-- START OF MATERIALS PROVIDED --

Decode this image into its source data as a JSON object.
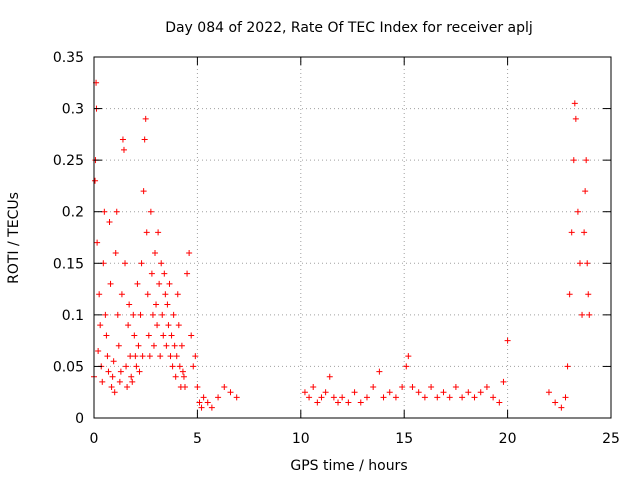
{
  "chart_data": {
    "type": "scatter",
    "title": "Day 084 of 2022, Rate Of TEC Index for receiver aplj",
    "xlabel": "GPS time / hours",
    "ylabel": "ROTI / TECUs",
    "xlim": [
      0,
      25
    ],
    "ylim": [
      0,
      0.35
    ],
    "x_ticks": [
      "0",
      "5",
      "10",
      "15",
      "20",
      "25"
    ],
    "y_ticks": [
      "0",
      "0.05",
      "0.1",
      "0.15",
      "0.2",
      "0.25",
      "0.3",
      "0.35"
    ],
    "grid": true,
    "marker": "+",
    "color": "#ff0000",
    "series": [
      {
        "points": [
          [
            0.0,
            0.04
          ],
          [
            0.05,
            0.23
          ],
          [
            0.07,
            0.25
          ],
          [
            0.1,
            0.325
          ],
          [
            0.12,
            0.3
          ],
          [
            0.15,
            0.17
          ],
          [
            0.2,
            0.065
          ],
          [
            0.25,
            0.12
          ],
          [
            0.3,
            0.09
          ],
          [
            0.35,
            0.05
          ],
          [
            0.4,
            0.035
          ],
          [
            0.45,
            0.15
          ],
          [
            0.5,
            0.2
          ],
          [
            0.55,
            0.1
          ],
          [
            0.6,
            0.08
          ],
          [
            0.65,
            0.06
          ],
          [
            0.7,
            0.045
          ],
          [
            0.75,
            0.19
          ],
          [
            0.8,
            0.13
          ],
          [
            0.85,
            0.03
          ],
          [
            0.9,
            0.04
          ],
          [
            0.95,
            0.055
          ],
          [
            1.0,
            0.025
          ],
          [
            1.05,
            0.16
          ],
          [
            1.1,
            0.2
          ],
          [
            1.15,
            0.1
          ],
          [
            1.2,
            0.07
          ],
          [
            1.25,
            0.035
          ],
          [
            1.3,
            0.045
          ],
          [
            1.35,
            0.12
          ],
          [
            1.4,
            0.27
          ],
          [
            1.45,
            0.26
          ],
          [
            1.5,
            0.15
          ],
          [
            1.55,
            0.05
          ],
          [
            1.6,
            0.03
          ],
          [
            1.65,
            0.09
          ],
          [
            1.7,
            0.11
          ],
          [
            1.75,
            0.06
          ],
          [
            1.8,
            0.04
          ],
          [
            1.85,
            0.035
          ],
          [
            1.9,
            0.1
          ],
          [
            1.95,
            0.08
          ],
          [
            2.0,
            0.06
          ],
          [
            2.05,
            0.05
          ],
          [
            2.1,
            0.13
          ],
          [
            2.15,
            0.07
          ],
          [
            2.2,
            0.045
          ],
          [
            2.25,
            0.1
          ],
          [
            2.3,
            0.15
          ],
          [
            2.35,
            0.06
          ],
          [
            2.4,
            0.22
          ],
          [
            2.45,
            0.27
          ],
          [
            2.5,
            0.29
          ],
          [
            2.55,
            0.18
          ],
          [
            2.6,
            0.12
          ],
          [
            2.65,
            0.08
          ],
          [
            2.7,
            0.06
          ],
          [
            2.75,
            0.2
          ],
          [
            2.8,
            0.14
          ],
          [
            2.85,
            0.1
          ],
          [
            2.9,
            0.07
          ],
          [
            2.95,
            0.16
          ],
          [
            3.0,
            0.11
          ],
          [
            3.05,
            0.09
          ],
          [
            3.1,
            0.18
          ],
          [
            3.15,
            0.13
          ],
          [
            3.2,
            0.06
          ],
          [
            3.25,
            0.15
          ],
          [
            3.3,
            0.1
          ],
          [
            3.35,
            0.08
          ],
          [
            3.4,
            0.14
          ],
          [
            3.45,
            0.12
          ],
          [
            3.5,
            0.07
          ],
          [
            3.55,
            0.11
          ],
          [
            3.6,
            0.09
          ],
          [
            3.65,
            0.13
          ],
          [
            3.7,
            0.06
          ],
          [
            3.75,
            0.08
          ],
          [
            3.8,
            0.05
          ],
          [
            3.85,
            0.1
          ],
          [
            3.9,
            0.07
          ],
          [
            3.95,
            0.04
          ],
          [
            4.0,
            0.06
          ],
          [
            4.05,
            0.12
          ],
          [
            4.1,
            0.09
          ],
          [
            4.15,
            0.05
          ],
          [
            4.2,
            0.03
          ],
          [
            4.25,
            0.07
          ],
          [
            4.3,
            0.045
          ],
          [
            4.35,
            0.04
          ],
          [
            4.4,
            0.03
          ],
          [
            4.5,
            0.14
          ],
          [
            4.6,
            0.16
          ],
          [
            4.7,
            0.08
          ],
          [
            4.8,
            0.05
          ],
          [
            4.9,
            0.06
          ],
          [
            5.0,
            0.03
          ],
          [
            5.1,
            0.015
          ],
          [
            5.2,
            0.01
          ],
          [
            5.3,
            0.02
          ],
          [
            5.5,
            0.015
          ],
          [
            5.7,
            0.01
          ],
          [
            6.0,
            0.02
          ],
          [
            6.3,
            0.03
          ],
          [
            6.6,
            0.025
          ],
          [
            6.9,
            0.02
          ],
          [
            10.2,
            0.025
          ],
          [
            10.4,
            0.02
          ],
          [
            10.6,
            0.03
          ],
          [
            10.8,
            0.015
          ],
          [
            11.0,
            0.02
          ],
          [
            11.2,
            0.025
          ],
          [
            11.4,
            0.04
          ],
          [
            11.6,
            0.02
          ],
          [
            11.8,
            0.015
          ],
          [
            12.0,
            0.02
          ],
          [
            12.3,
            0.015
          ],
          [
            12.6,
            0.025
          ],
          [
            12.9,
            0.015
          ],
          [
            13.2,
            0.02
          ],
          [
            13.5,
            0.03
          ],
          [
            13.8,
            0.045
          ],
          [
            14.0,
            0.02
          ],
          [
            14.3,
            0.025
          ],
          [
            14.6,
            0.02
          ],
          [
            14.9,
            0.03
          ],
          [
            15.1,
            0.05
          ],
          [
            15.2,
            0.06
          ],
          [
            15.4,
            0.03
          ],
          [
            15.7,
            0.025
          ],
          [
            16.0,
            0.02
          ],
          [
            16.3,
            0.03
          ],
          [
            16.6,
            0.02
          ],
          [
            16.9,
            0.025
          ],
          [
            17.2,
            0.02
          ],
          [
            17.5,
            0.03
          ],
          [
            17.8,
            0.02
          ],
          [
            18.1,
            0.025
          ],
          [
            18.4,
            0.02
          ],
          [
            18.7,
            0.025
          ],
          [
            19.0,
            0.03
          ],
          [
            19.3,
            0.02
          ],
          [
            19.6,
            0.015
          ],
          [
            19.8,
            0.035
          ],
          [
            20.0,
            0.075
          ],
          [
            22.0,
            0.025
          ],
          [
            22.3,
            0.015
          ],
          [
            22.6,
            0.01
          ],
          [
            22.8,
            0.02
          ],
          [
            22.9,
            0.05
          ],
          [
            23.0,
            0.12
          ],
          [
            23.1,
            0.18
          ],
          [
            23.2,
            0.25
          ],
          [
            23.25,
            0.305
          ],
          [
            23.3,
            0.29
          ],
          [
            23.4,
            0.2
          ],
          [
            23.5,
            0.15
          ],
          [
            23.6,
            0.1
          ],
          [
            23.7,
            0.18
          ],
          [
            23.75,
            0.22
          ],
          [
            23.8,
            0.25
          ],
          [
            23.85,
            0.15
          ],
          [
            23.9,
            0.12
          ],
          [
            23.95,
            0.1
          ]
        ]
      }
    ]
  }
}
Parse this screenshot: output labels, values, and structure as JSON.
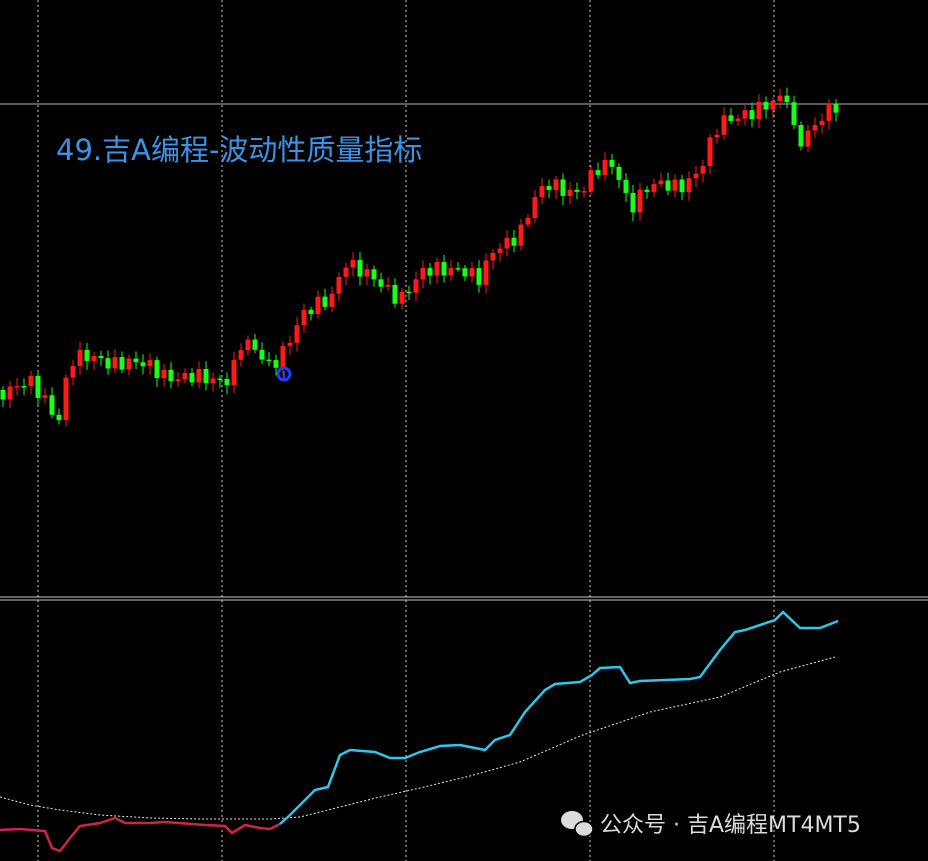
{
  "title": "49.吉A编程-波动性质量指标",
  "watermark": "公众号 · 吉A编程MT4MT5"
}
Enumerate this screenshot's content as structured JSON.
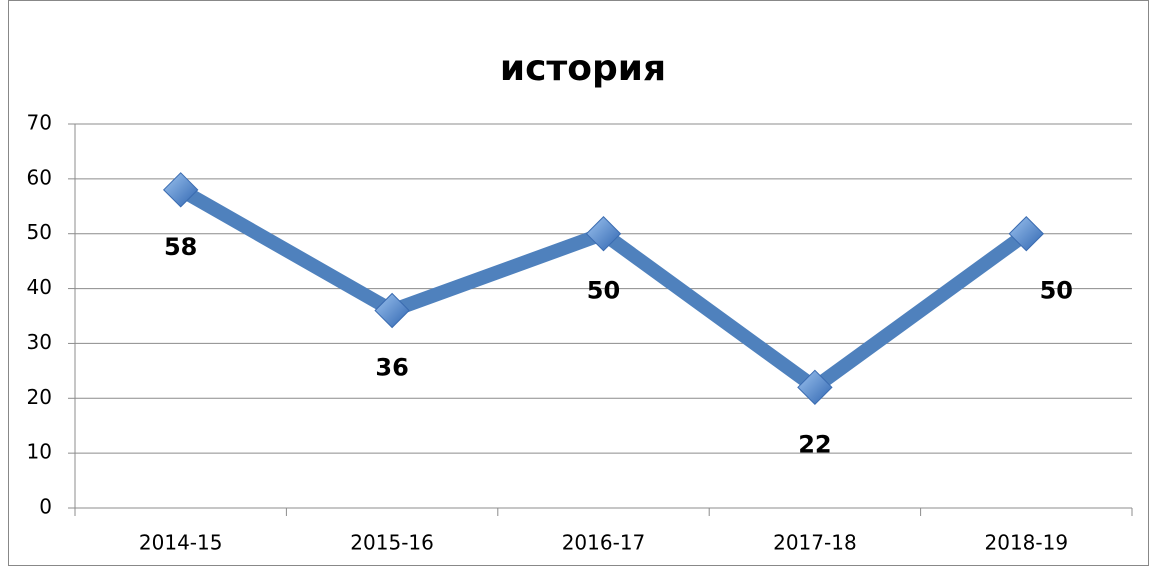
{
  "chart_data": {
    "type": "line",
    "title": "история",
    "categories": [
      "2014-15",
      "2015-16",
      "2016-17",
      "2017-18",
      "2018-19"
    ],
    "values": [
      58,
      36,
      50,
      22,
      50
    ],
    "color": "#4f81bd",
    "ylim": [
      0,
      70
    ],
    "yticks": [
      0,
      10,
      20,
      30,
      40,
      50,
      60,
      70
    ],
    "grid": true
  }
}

-- END OF MATERIALS PROVIDED --

* _TASK OBJECTIVE_:
Quote exactly the lines from the line that contains "Enumerate this screenshot's" through the last line of the listing, please, leaving out all pictures.

* _WRITTEN ANSWER_:
Enumerate this screenshot's content as structured JSON.
{
  "chart_data": {
    "type": "line",
    "title": "история",
    "categories": [
      "2014-15",
      "2015-16",
      "2016-17",
      "2017-18",
      "2018-19"
    ],
    "values": [
      58,
      36,
      50,
      22,
      50
    ],
    "color": "#4f81bd",
    "ylim": [
      0,
      70
    ],
    "yticks": [
      0,
      10,
      20,
      30,
      40,
      50,
      60,
      70
    ],
    "grid": true
  }
}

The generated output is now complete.